PAGE EXCERPT:

Huawei Mate 8 Review
- Page 1 Huawei Mate 8 Review
- Page 2 Software and Peformance Review
- Page 3 Camera Review
- Page 4 Battery, speakers call quality and verdict Review
- Lovely design
- Great battery life
- So, so speedy
- Shocking software
- Inconsistent camera
- Colours issues with the display
- Broken Google notifications
- Review Price: £429.00
- 6-inch, 1080p display
- Kirin 950 processor
- 3GB RAM
- 32GB storage
- Android 6.0
- 4,000 mAh battery
- metal body
What is the Huawei Mate 8?
Every time a new Huawei phone is released, there’s the same question asked: Can we have this design, but without the awful software? Last year, with the Nexus 6P, that request was finally answered.

(Dataset rows)
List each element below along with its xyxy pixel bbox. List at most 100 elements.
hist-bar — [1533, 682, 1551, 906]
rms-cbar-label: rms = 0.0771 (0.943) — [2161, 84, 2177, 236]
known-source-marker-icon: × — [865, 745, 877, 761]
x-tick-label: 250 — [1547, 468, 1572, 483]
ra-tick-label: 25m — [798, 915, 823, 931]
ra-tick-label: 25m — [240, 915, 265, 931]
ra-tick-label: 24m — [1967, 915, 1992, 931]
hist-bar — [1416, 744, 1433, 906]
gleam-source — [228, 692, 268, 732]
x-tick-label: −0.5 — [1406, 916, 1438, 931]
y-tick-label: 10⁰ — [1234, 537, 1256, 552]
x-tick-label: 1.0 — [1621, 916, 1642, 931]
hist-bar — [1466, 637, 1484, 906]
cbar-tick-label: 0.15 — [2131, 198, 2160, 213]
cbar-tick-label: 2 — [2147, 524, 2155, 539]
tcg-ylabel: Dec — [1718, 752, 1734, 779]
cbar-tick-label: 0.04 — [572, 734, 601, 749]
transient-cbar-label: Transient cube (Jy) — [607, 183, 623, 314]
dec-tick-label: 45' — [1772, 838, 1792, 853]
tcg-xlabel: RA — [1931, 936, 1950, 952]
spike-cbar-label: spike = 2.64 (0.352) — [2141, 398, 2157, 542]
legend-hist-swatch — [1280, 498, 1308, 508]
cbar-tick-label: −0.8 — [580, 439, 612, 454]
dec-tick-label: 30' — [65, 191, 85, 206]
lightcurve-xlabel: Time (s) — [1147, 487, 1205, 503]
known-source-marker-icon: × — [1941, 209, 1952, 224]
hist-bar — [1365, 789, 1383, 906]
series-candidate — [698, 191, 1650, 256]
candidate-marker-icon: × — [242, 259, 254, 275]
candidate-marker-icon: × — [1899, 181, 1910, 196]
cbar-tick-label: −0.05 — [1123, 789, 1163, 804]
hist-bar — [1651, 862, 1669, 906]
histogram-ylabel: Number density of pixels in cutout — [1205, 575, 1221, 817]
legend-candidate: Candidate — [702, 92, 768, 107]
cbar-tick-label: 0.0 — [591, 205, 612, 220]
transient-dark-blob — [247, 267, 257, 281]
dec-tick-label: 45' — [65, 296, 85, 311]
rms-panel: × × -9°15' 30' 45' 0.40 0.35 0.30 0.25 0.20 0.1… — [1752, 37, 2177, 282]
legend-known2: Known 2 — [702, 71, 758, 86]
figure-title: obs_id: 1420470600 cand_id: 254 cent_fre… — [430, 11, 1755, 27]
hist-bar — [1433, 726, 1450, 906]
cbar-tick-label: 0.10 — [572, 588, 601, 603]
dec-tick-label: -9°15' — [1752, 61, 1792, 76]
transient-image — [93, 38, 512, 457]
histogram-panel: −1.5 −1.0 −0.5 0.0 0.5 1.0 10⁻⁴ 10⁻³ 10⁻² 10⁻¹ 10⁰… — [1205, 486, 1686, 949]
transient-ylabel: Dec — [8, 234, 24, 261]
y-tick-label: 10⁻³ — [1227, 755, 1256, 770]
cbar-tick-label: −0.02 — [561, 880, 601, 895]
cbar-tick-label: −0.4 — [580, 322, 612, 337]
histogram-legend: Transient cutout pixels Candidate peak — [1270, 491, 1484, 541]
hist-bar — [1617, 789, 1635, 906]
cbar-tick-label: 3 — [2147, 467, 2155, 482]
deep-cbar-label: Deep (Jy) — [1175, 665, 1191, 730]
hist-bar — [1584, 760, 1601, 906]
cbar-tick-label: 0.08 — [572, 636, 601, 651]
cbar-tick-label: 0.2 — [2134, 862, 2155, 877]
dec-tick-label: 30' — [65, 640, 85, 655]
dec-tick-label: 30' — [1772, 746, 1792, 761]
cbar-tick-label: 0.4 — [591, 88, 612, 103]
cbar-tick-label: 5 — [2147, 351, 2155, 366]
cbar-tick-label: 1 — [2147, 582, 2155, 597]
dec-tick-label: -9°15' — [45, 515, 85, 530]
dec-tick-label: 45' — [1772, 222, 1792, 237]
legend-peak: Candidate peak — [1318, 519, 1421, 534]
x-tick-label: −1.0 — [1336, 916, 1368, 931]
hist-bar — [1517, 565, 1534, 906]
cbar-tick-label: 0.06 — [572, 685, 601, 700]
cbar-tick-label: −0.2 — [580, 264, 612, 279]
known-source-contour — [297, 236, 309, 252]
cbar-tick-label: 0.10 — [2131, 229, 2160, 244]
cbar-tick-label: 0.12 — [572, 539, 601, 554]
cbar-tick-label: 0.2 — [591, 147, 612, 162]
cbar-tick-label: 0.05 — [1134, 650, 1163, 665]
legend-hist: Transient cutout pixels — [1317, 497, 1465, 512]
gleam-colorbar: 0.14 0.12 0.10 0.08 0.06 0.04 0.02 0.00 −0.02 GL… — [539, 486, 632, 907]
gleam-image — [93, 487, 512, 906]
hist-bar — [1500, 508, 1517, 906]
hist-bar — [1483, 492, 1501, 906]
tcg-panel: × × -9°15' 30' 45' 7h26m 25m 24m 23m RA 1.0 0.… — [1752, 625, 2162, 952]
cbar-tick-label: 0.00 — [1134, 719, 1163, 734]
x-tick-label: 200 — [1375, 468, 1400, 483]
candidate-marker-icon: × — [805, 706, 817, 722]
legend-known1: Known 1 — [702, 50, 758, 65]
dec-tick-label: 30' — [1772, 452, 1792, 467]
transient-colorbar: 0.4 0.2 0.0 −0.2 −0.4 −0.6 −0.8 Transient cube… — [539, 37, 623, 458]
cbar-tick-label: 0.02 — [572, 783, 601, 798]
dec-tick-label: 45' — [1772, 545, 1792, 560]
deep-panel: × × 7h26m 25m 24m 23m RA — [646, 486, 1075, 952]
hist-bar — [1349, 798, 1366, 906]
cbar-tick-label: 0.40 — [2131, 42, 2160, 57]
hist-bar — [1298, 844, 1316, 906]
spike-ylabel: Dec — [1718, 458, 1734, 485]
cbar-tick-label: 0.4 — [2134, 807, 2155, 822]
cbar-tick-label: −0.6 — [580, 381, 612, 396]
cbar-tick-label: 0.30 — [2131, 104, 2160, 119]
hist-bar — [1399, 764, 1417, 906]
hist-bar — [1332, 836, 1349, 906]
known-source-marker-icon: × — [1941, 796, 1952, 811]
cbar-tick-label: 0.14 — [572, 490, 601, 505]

STATED PROBLEM 1: What review price does the Huawei Mate 8 review list for the phone?
STATED PROBLEM 2: Reproduce the dataset entries verbatim, from the first line of the entries through the line that contains "dec-tick-label: 45' — [1772, 838, 1792, 853]".

WRITTEN SOLUTION 1: £429.00

WRITTEN SOLUTION 2:
List each element below along with its xyxy pixel bbox. List at most 100 elements.
hist-bar — [1533, 682, 1551, 906]
rms-cbar-label: rms = 0.0771 (0.943) — [2161, 84, 2177, 236]
known-source-marker-icon: × — [865, 745, 877, 761]
x-tick-label: 250 — [1547, 468, 1572, 483]
ra-tick-label: 25m — [798, 915, 823, 931]
ra-tick-label: 25m — [240, 915, 265, 931]
ra-tick-label: 24m — [1967, 915, 1992, 931]
hist-bar — [1416, 744, 1433, 906]
gleam-source — [228, 692, 268, 732]
x-tick-label: −0.5 — [1406, 916, 1438, 931]
y-tick-label: 10⁰ — [1234, 537, 1256, 552]
x-tick-label: 1.0 — [1621, 916, 1642, 931]
hist-bar — [1466, 637, 1484, 906]
cbar-tick-label: 0.15 — [2131, 198, 2160, 213]
cbar-tick-label: 2 — [2147, 524, 2155, 539]
tcg-ylabel: Dec — [1718, 752, 1734, 779]
cbar-tick-label: 0.04 — [572, 734, 601, 749]
transient-cbar-label: Transient cube (Jy) — [607, 183, 623, 314]
dec-tick-label: 45' — [1772, 838, 1792, 853]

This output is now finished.